▶ [SUPPLIED ENTRIES]
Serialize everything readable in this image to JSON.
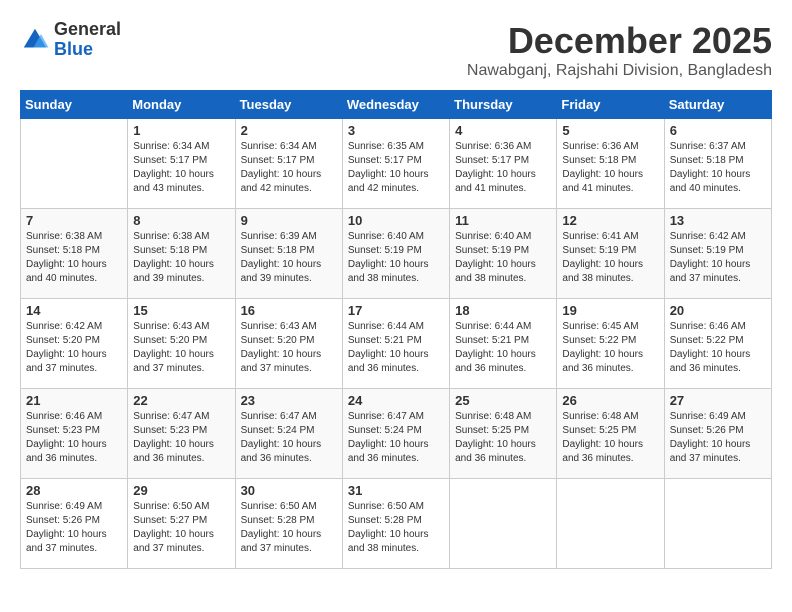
{
  "logo": {
    "general": "General",
    "blue": "Blue"
  },
  "header": {
    "month": "December 2025",
    "subtitle": "Nawabganj, Rajshahi Division, Bangladesh"
  },
  "days_header": [
    "Sunday",
    "Monday",
    "Tuesday",
    "Wednesday",
    "Thursday",
    "Friday",
    "Saturday"
  ],
  "weeks": [
    [
      {
        "day": "",
        "info": ""
      },
      {
        "day": "1",
        "info": "Sunrise: 6:34 AM\nSunset: 5:17 PM\nDaylight: 10 hours\nand 43 minutes."
      },
      {
        "day": "2",
        "info": "Sunrise: 6:34 AM\nSunset: 5:17 PM\nDaylight: 10 hours\nand 42 minutes."
      },
      {
        "day": "3",
        "info": "Sunrise: 6:35 AM\nSunset: 5:17 PM\nDaylight: 10 hours\nand 42 minutes."
      },
      {
        "day": "4",
        "info": "Sunrise: 6:36 AM\nSunset: 5:17 PM\nDaylight: 10 hours\nand 41 minutes."
      },
      {
        "day": "5",
        "info": "Sunrise: 6:36 AM\nSunset: 5:18 PM\nDaylight: 10 hours\nand 41 minutes."
      },
      {
        "day": "6",
        "info": "Sunrise: 6:37 AM\nSunset: 5:18 PM\nDaylight: 10 hours\nand 40 minutes."
      }
    ],
    [
      {
        "day": "7",
        "info": "Sunrise: 6:38 AM\nSunset: 5:18 PM\nDaylight: 10 hours\nand 40 minutes."
      },
      {
        "day": "8",
        "info": "Sunrise: 6:38 AM\nSunset: 5:18 PM\nDaylight: 10 hours\nand 39 minutes."
      },
      {
        "day": "9",
        "info": "Sunrise: 6:39 AM\nSunset: 5:18 PM\nDaylight: 10 hours\nand 39 minutes."
      },
      {
        "day": "10",
        "info": "Sunrise: 6:40 AM\nSunset: 5:19 PM\nDaylight: 10 hours\nand 38 minutes."
      },
      {
        "day": "11",
        "info": "Sunrise: 6:40 AM\nSunset: 5:19 PM\nDaylight: 10 hours\nand 38 minutes."
      },
      {
        "day": "12",
        "info": "Sunrise: 6:41 AM\nSunset: 5:19 PM\nDaylight: 10 hours\nand 38 minutes."
      },
      {
        "day": "13",
        "info": "Sunrise: 6:42 AM\nSunset: 5:19 PM\nDaylight: 10 hours\nand 37 minutes."
      }
    ],
    [
      {
        "day": "14",
        "info": "Sunrise: 6:42 AM\nSunset: 5:20 PM\nDaylight: 10 hours\nand 37 minutes."
      },
      {
        "day": "15",
        "info": "Sunrise: 6:43 AM\nSunset: 5:20 PM\nDaylight: 10 hours\nand 37 minutes."
      },
      {
        "day": "16",
        "info": "Sunrise: 6:43 AM\nSunset: 5:20 PM\nDaylight: 10 hours\nand 37 minutes."
      },
      {
        "day": "17",
        "info": "Sunrise: 6:44 AM\nSunset: 5:21 PM\nDaylight: 10 hours\nand 36 minutes."
      },
      {
        "day": "18",
        "info": "Sunrise: 6:44 AM\nSunset: 5:21 PM\nDaylight: 10 hours\nand 36 minutes."
      },
      {
        "day": "19",
        "info": "Sunrise: 6:45 AM\nSunset: 5:22 PM\nDaylight: 10 hours\nand 36 minutes."
      },
      {
        "day": "20",
        "info": "Sunrise: 6:46 AM\nSunset: 5:22 PM\nDaylight: 10 hours\nand 36 minutes."
      }
    ],
    [
      {
        "day": "21",
        "info": "Sunrise: 6:46 AM\nSunset: 5:23 PM\nDaylight: 10 hours\nand 36 minutes."
      },
      {
        "day": "22",
        "info": "Sunrise: 6:47 AM\nSunset: 5:23 PM\nDaylight: 10 hours\nand 36 minutes."
      },
      {
        "day": "23",
        "info": "Sunrise: 6:47 AM\nSunset: 5:24 PM\nDaylight: 10 hours\nand 36 minutes."
      },
      {
        "day": "24",
        "info": "Sunrise: 6:47 AM\nSunset: 5:24 PM\nDaylight: 10 hours\nand 36 minutes."
      },
      {
        "day": "25",
        "info": "Sunrise: 6:48 AM\nSunset: 5:25 PM\nDaylight: 10 hours\nand 36 minutes."
      },
      {
        "day": "26",
        "info": "Sunrise: 6:48 AM\nSunset: 5:25 PM\nDaylight: 10 hours\nand 36 minutes."
      },
      {
        "day": "27",
        "info": "Sunrise: 6:49 AM\nSunset: 5:26 PM\nDaylight: 10 hours\nand 37 minutes."
      }
    ],
    [
      {
        "day": "28",
        "info": "Sunrise: 6:49 AM\nSunset: 5:26 PM\nDaylight: 10 hours\nand 37 minutes."
      },
      {
        "day": "29",
        "info": "Sunrise: 6:50 AM\nSunset: 5:27 PM\nDaylight: 10 hours\nand 37 minutes."
      },
      {
        "day": "30",
        "info": "Sunrise: 6:50 AM\nSunset: 5:28 PM\nDaylight: 10 hours\nand 37 minutes."
      },
      {
        "day": "31",
        "info": "Sunrise: 6:50 AM\nSunset: 5:28 PM\nDaylight: 10 hours\nand 38 minutes."
      },
      {
        "day": "",
        "info": ""
      },
      {
        "day": "",
        "info": ""
      },
      {
        "day": "",
        "info": ""
      }
    ]
  ]
}
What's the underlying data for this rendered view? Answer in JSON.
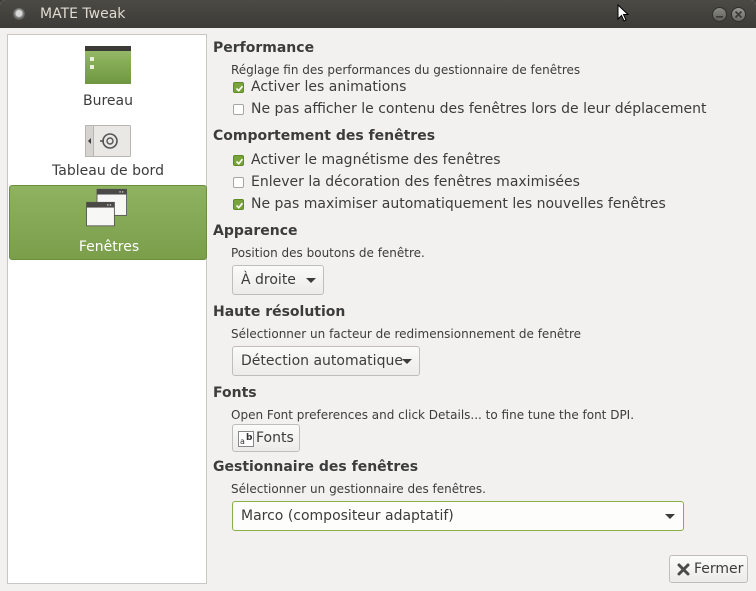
{
  "window": {
    "title": "MATE Tweak"
  },
  "sidebar": {
    "items": [
      {
        "label": "Bureau",
        "icon": "desktop-icon"
      },
      {
        "label": "Tableau de bord",
        "icon": "panel-icon"
      },
      {
        "label": "Fenêtres",
        "icon": "windows-icon",
        "selected": true
      }
    ]
  },
  "performance": {
    "title": "Performance",
    "desc": "Réglage fin des performances du gestionnaire de fenêtres",
    "options": [
      {
        "label": "Activer les animations",
        "checked": true
      },
      {
        "label": "Ne pas afficher le contenu des fenêtres lors de leur déplacement",
        "checked": false
      }
    ]
  },
  "behaviour": {
    "title": "Comportement des fenêtres",
    "options": [
      {
        "label": "Activer le magnétisme des fenêtres",
        "checked": true
      },
      {
        "label": "Enlever la décoration des fenêtres maximisées",
        "checked": false
      },
      {
        "label": "Ne pas maximiser automatiquement les nouvelles fenêtres",
        "checked": true
      }
    ]
  },
  "appearance": {
    "title": "Apparence",
    "desc": "Position des boutons de fenêtre.",
    "combo_value": "À droite"
  },
  "hidpi": {
    "title": "Haute résolution",
    "desc": "Sélectionner un facteur de redimensionnement de fenêtre",
    "combo_value": "Détection automatique"
  },
  "fonts": {
    "title": "Fonts",
    "desc": "Open Font preferences and click Details... to fine tune the font DPI.",
    "button_label": "Fonts"
  },
  "wm": {
    "title": "Gestionnaire des fenêtres",
    "desc": "Sélectionner un gestionnaire des fenêtres.",
    "combo_value": "Marco (compositeur adaptatif)"
  },
  "footer": {
    "close_label": "Fermer"
  },
  "colors": {
    "accent": "#7a9e4a",
    "titlebar": "#3c3b37",
    "check": "#78a33d"
  }
}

▶ [BRIEF] Give only the number of lines in the entries above that hold the string "Activer".

▶ [CORRECT ANSWER] 2